▶ **The exercise**:
Output the full listing below exactly, without the pictures.

▶ **Available data**:
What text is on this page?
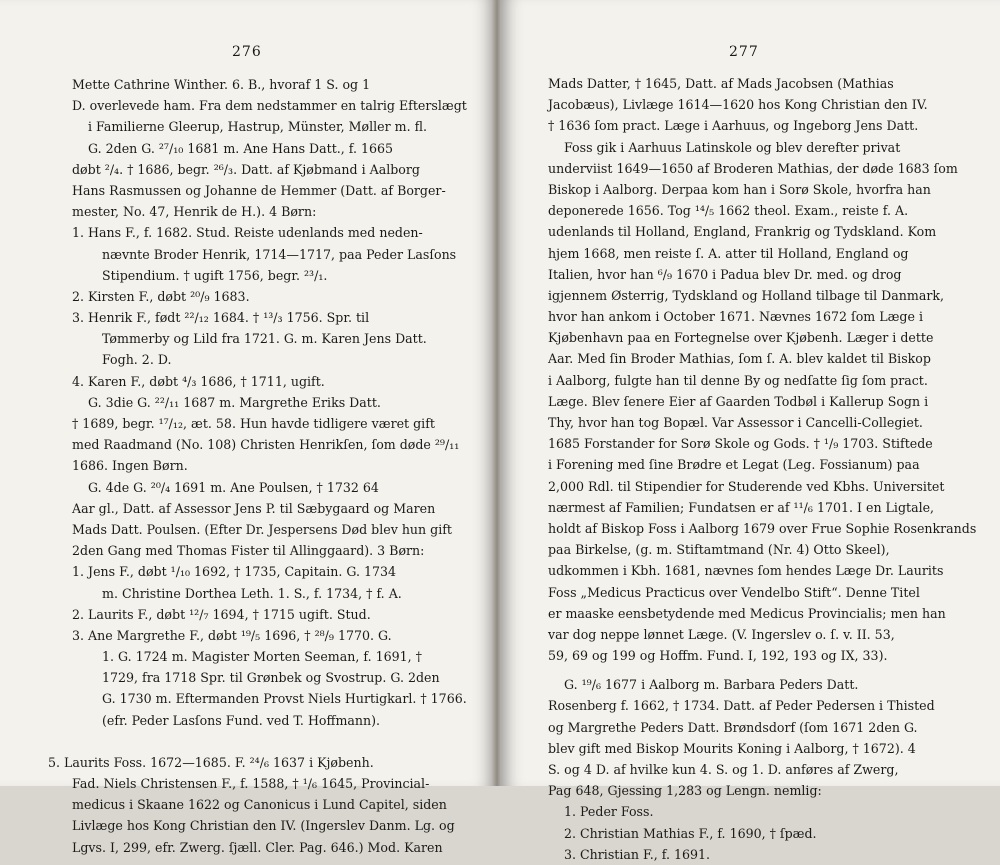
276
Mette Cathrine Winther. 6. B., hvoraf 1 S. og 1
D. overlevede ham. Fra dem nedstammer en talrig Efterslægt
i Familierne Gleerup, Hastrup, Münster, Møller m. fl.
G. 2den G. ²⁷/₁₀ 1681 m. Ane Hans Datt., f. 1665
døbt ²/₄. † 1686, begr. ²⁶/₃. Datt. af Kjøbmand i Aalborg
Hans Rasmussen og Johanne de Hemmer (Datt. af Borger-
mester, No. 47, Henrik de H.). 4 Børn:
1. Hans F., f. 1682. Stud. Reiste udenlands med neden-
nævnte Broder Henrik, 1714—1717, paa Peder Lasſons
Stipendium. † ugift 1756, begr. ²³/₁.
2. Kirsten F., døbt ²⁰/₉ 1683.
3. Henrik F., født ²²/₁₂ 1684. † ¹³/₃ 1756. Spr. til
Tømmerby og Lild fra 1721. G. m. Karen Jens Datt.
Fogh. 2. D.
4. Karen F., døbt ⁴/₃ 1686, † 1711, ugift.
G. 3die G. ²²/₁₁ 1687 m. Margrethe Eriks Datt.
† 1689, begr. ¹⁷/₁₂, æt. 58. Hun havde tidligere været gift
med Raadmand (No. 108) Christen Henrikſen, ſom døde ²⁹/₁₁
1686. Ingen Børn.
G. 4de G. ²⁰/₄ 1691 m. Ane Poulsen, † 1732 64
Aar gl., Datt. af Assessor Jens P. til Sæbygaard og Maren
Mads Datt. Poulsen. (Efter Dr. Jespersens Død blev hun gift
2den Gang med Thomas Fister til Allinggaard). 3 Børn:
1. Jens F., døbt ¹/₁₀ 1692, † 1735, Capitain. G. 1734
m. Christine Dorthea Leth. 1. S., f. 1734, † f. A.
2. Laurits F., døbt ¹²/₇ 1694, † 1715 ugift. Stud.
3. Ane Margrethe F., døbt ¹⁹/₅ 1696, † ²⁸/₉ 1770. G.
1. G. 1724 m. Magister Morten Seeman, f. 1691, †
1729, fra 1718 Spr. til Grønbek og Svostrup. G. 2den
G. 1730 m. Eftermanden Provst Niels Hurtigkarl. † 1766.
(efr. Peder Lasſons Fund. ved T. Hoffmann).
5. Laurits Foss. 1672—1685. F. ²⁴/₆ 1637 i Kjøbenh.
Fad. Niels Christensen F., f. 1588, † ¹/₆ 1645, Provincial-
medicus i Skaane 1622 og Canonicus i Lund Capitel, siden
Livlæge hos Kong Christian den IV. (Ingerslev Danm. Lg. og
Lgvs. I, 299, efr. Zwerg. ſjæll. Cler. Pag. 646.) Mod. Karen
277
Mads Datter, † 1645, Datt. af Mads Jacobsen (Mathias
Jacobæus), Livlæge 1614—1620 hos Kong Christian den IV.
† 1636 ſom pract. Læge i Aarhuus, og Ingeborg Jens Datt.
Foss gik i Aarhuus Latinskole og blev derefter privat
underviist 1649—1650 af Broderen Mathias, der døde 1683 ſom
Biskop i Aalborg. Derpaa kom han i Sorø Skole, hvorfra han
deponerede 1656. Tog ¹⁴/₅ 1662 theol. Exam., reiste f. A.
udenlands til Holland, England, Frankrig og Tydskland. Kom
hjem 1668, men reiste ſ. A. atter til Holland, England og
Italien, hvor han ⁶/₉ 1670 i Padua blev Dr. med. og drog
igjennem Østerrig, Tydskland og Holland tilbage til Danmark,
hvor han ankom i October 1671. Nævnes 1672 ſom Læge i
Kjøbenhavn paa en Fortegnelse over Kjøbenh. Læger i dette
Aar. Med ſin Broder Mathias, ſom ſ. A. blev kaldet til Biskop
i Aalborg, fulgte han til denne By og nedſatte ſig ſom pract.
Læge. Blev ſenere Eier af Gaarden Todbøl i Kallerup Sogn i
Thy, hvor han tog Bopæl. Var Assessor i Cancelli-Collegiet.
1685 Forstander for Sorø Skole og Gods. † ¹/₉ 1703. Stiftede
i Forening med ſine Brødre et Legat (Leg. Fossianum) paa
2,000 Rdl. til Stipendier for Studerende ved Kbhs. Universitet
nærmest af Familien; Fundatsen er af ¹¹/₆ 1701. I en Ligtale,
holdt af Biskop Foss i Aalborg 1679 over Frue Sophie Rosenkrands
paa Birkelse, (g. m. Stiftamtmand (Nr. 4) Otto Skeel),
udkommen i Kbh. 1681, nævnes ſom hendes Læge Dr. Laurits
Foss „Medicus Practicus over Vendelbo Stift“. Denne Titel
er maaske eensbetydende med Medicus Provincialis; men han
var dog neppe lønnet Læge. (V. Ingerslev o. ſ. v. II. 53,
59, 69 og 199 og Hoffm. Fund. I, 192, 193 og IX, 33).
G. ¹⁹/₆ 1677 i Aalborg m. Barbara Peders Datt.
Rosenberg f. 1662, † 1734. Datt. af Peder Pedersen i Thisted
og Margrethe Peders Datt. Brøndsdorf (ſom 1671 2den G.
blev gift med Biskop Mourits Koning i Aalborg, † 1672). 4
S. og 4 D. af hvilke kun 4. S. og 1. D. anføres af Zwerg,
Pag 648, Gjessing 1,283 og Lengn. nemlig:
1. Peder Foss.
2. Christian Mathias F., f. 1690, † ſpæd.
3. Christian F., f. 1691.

▶ **Complete response**:
What text is on this page?
276
Mette Cathrine Winther. 6. B., hvoraf 1 S. og 1
D. overlevede ham. Fra dem nedstammer en talrig Efterslægt
i Familierne Gleerup, Hastrup, Münster, Møller m. fl.
G. 2den G. ²⁷/₁₀ 1681 m. Ane Hans Datt., f. 1665
døbt ²/₄. † 1686, begr. ²⁶/₃. Datt. af Kjøbmand i Aalborg
Hans Rasmussen og Johanne de Hemmer (Datt. af Borger-
mester, No. 47, Henrik de H.). 4 Børn:
1. Hans F., f. 1682. Stud. Reiste udenlands med neden-
nævnte Broder Henrik, 1714—1717, paa Peder Lasſons
Stipendium. † ugift 1756, begr. ²³/₁.
2. Kirsten F., døbt ²⁰/₉ 1683.
3. Henrik F., født ²²/₁₂ 1684. † ¹³/₃ 1756. Spr. til
Tømmerby og Lild fra 1721. G. m. Karen Jens Datt.
Fogh. 2. D.
4. Karen F., døbt ⁴/₃ 1686, † 1711, ugift.
G. 3die G. ²²/₁₁ 1687 m. Margrethe Eriks Datt.
† 1689, begr. ¹⁷/₁₂, æt. 58. Hun havde tidligere været gift
med Raadmand (No. 108) Christen Henrikſen, ſom døde ²⁹/₁₁
1686. Ingen Børn.
G. 4de G. ²⁰/₄ 1691 m. Ane Poulsen, † 1732 64
Aar gl., Datt. af Assessor Jens P. til Sæbygaard og Maren
Mads Datt. Poulsen. (Efter Dr. Jespersens Død blev hun gift
2den Gang med Thomas Fister til Allinggaard). 3 Børn:
1. Jens F., døbt ¹/₁₀ 1692, † 1735, Capitain. G. 1734
m. Christine Dorthea Leth. 1. S., f. 1734, † f. A.
2. Laurits F., døbt ¹²/₇ 1694, † 1715 ugift. Stud.
3. Ane Margrethe F., døbt ¹⁹/₅ 1696, † ²⁸/₉ 1770. G.
1. G. 1724 m. Magister Morten Seeman, f. 1691, †
1729, fra 1718 Spr. til Grønbek og Svostrup. G. 2den
G. 1730 m. Eftermanden Provst Niels Hurtigkarl. † 1766.
(efr. Peder Lasſons Fund. ved T. Hoffmann).
5. Laurits Foss. 1672—1685. F. ²⁴/₆ 1637 i Kjøbenh.
Fad. Niels Christensen F., f. 1588, † ¹/₆ 1645, Provincial-
medicus i Skaane 1622 og Canonicus i Lund Capitel, siden
Livlæge hos Kong Christian den IV. (Ingerslev Danm. Lg. og
Lgvs. I, 299, efr. Zwerg. ſjæll. Cler. Pag. 646.) Mod. Karen
277
Mads Datter, † 1645, Datt. af Mads Jacobsen (Mathias
Jacobæus), Livlæge 1614—1620 hos Kong Christian den IV.
† 1636 ſom pract. Læge i Aarhuus, og Ingeborg Jens Datt.
Foss gik i Aarhuus Latinskole og blev derefter privat
underviist 1649—1650 af Broderen Mathias, der døde 1683 ſom
Biskop i Aalborg. Derpaa kom han i Sorø Skole, hvorfra han
deponerede 1656. Tog ¹⁴/₅ 1662 theol. Exam., reiste f. A.
udenlands til Holland, England, Frankrig og Tydskland. Kom
hjem 1668, men reiste ſ. A. atter til Holland, England og
Italien, hvor han ⁶/₉ 1670 i Padua blev Dr. med. og drog
igjennem Østerrig, Tydskland og Holland tilbage til Danmark,
hvor han ankom i October 1671. Nævnes 1672 ſom Læge i
Kjøbenhavn paa en Fortegnelse over Kjøbenh. Læger i dette
Aar. Med ſin Broder Mathias, ſom ſ. A. blev kaldet til Biskop
i Aalborg, fulgte han til denne By og nedſatte ſig ſom pract.
Læge. Blev ſenere Eier af Gaarden Todbøl i Kallerup Sogn i
Thy, hvor han tog Bopæl. Var Assessor i Cancelli-Collegiet.
1685 Forstander for Sorø Skole og Gods. † ¹/₉ 1703. Stiftede
i Forening med ſine Brødre et Legat (Leg. Fossianum) paa
2,000 Rdl. til Stipendier for Studerende ved Kbhs. Universitet
nærmest af Familien; Fundatsen er af ¹¹/₆ 1701. I en Ligtale,
holdt af Biskop Foss i Aalborg 1679 over Frue Sophie Rosenkrands
paa Birkelse, (g. m. Stiftamtmand (Nr. 4) Otto Skeel),
udkommen i Kbh. 1681, nævnes ſom hendes Læge Dr. Laurits
Foss „Medicus Practicus over Vendelbo Stift“. Denne Titel
er maaske eensbetydende med Medicus Provincialis; men han
var dog neppe lønnet Læge. (V. Ingerslev o. ſ. v. II. 53,
59, 69 og 199 og Hoffm. Fund. I, 192, 193 og IX, 33).
G. ¹⁹/₆ 1677 i Aalborg m. Barbara Peders Datt.
Rosenberg f. 1662, † 1734. Datt. af Peder Pedersen i Thisted
og Margrethe Peders Datt. Brøndsdorf (ſom 1671 2den G.
blev gift med Biskop Mourits Koning i Aalborg, † 1672). 4
S. og 4 D. af hvilke kun 4. S. og 1. D. anføres af Zwerg,
Pag 648, Gjessing 1,283 og Lengn. nemlig:
1. Peder Foss.
2. Christian Mathias F., f. 1690, † ſpæd.
3. Christian F., f. 1691.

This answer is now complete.